What you will do: Below are the records. List every line holding the word "JSON".

Information provided:
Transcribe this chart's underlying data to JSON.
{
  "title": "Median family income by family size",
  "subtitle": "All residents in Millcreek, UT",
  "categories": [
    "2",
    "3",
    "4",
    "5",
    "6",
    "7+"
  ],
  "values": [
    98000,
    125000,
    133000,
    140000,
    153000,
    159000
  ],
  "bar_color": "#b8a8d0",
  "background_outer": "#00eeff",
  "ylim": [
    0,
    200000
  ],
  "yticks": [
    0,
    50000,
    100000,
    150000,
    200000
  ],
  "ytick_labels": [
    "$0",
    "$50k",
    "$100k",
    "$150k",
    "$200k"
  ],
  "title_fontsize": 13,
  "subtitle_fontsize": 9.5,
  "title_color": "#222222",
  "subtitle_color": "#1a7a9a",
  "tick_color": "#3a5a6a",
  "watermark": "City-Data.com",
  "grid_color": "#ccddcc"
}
* * *
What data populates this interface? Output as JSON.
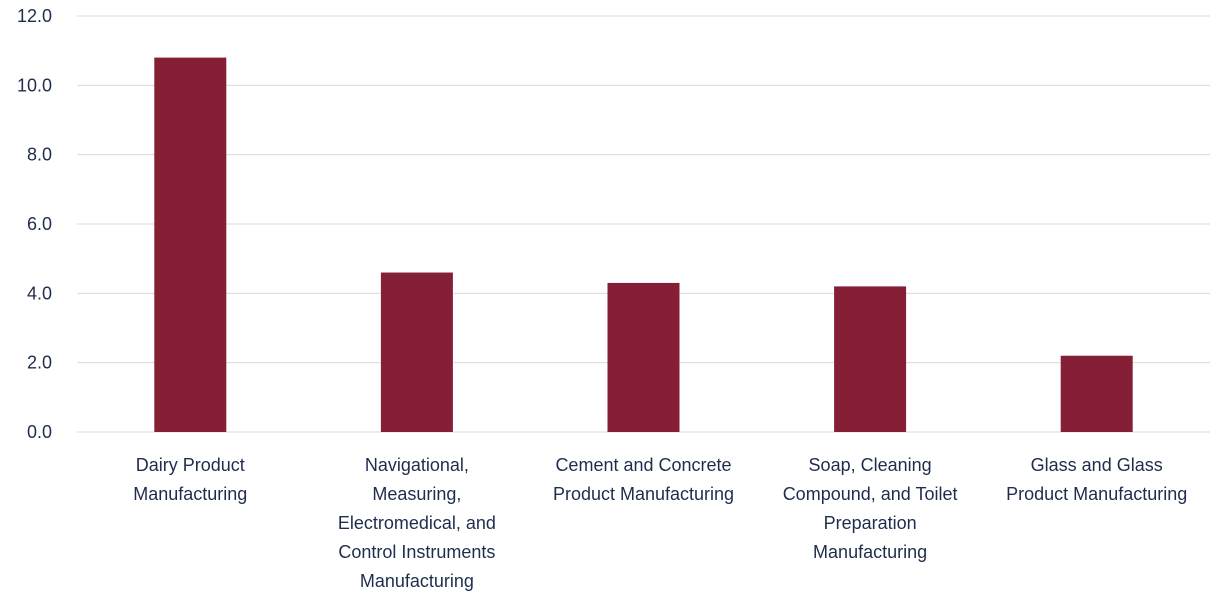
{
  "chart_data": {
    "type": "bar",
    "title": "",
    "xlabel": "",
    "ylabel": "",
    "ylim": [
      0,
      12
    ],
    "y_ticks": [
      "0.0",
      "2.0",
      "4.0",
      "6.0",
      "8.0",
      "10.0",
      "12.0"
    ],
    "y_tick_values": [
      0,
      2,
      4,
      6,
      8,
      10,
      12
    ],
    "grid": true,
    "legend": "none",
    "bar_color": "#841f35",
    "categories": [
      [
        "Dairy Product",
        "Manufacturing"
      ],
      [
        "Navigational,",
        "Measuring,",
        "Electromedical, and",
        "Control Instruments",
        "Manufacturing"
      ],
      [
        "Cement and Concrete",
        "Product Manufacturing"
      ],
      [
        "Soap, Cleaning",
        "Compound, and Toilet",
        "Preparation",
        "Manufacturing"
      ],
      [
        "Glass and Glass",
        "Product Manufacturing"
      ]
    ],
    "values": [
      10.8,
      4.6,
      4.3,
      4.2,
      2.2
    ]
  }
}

Exercise answer:
Transcribe this chart's underlying data to JSON.
What data populates this interface? Output as JSON.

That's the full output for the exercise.